Figure content listings:
/---
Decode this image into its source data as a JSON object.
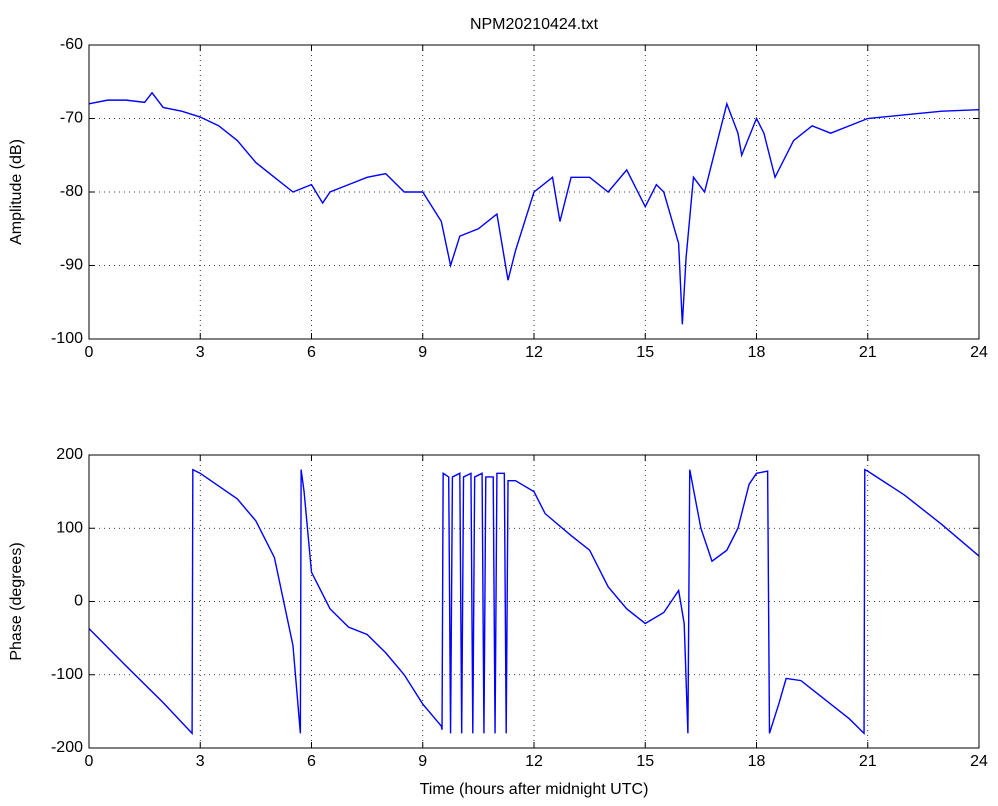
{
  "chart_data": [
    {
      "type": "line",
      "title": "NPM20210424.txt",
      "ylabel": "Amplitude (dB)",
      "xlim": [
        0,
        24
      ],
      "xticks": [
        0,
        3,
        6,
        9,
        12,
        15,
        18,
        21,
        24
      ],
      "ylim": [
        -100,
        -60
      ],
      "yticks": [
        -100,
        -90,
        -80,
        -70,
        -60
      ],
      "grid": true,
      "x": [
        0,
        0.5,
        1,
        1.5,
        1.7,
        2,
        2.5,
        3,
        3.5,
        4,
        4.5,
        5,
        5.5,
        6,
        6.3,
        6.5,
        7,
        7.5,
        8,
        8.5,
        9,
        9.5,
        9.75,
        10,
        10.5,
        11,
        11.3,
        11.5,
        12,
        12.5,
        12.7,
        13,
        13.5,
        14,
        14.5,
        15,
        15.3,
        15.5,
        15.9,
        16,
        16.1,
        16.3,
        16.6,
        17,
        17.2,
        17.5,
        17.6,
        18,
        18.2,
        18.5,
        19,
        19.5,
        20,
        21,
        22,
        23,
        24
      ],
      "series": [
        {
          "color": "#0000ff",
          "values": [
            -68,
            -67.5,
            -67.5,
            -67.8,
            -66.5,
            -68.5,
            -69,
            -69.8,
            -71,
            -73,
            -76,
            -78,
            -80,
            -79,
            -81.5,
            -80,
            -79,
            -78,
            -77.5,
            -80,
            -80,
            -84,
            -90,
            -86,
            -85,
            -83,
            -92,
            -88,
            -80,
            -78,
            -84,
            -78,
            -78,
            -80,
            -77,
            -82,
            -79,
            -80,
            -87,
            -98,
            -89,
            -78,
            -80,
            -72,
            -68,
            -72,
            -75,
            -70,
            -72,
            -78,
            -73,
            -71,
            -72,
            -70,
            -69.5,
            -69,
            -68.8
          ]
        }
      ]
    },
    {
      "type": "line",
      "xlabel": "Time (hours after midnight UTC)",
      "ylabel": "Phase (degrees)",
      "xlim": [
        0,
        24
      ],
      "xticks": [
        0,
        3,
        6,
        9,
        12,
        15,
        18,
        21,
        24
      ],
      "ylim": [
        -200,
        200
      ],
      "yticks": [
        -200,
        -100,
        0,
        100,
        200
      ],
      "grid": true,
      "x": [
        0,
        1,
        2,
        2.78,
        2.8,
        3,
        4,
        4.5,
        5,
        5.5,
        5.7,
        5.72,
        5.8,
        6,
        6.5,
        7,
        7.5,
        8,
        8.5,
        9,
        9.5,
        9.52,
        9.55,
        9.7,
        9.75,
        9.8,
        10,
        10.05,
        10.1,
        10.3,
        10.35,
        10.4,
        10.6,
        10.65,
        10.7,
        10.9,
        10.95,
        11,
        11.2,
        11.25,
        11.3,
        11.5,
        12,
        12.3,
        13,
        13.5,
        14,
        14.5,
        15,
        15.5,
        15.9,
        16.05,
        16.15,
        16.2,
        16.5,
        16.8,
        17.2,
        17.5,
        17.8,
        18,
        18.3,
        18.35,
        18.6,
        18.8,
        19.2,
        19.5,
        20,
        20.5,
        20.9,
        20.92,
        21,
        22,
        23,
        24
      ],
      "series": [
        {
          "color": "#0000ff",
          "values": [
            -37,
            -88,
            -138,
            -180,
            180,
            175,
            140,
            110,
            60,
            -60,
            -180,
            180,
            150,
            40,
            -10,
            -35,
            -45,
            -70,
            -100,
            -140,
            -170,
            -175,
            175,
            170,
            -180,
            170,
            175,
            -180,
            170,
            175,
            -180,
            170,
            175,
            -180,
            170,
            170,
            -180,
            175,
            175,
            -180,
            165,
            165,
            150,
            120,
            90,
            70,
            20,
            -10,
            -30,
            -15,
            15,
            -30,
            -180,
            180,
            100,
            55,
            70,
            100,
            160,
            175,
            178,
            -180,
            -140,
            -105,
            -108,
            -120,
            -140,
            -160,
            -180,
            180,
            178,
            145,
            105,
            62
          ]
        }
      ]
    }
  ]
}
\---
What needs to be done: Show each line holding the word "ylabel".

Task output:
      "ylabel": "Amplitude (dB)",
      "ylabel": "Phase (degrees)",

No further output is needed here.